- What is being asked
Copy out the listing that follows, exactly, without its pictures.

§

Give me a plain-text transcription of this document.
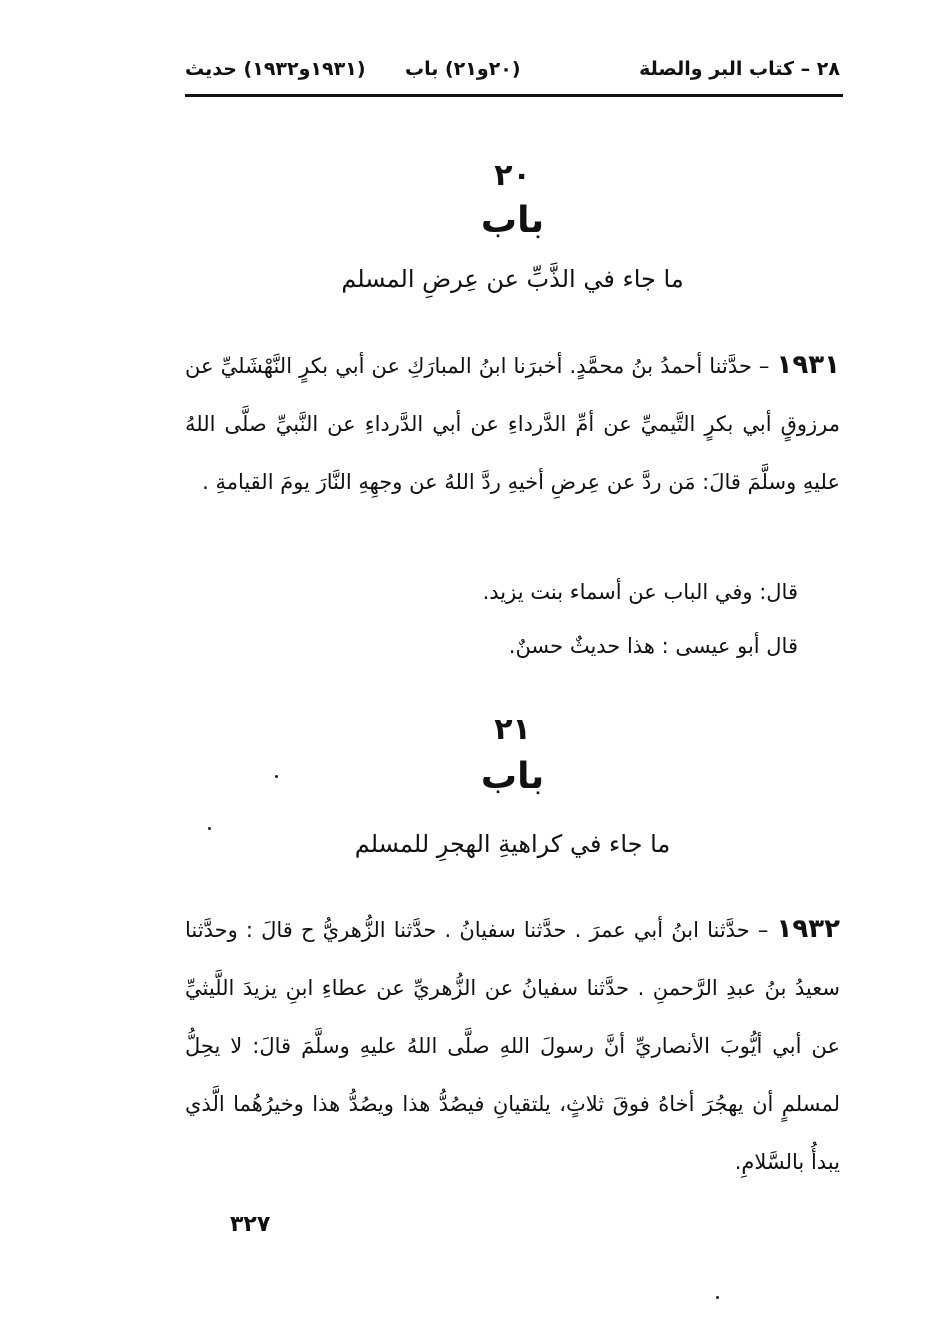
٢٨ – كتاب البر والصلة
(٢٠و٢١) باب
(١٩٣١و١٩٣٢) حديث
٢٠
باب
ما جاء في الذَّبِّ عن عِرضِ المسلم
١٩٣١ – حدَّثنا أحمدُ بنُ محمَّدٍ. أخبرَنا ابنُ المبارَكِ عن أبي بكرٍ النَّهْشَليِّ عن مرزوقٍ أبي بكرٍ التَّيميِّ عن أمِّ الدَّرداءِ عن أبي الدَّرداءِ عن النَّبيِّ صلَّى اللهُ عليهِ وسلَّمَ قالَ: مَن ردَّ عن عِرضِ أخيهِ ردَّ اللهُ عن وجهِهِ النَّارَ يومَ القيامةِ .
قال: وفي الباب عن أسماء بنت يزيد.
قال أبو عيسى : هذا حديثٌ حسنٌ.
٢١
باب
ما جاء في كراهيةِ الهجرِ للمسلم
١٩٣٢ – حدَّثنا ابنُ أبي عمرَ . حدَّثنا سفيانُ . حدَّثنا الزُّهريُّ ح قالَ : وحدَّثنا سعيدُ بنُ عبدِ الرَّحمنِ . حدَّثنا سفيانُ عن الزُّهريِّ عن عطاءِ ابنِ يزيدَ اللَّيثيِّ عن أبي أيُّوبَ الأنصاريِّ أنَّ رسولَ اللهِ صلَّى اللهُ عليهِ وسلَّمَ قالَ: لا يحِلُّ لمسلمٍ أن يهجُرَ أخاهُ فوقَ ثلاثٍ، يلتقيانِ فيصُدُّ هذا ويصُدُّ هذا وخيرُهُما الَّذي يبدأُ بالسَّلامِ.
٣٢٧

§

- Answer to this problem
Give me a plain-text transcription of this document.
٢٨ – كتاب البر والصلة
(٢٠و٢١) باب
(١٩٣١و١٩٣٢) حديث
٢٠
باب
ما جاء في الذَّبِّ عن عِرضِ المسلم
١٩٣١ – حدَّثنا أحمدُ بنُ محمَّدٍ. أخبرَنا ابنُ المبارَكِ عن أبي بكرٍ النَّهْشَليِّ عن مرزوقٍ أبي بكرٍ التَّيميِّ عن أمِّ الدَّرداءِ عن أبي الدَّرداءِ عن النَّبيِّ صلَّى اللهُ عليهِ وسلَّمَ قالَ: مَن ردَّ عن عِرضِ أخيهِ ردَّ اللهُ عن وجهِهِ النَّارَ يومَ القيامةِ .
قال: وفي الباب عن أسماء بنت يزيد.
قال أبو عيسى : هذا حديثٌ حسنٌ.
٢١
باب
ما جاء في كراهيةِ الهجرِ للمسلم
١٩٣٢ – حدَّثنا ابنُ أبي عمرَ . حدَّثنا سفيانُ . حدَّثنا الزُّهريُّ ح قالَ : وحدَّثنا سعيدُ بنُ عبدِ الرَّحمنِ . حدَّثنا سفيانُ عن الزُّهريِّ عن عطاءِ ابنِ يزيدَ اللَّيثيِّ عن أبي أيُّوبَ الأنصاريِّ أنَّ رسولَ اللهِ صلَّى اللهُ عليهِ وسلَّمَ قالَ: لا يحِلُّ لمسلمٍ أن يهجُرَ أخاهُ فوقَ ثلاثٍ، يلتقيانِ فيصُدُّ هذا ويصُدُّ هذا وخيرُهُما الَّذي يبدأُ بالسَّلامِ.
٣٢٧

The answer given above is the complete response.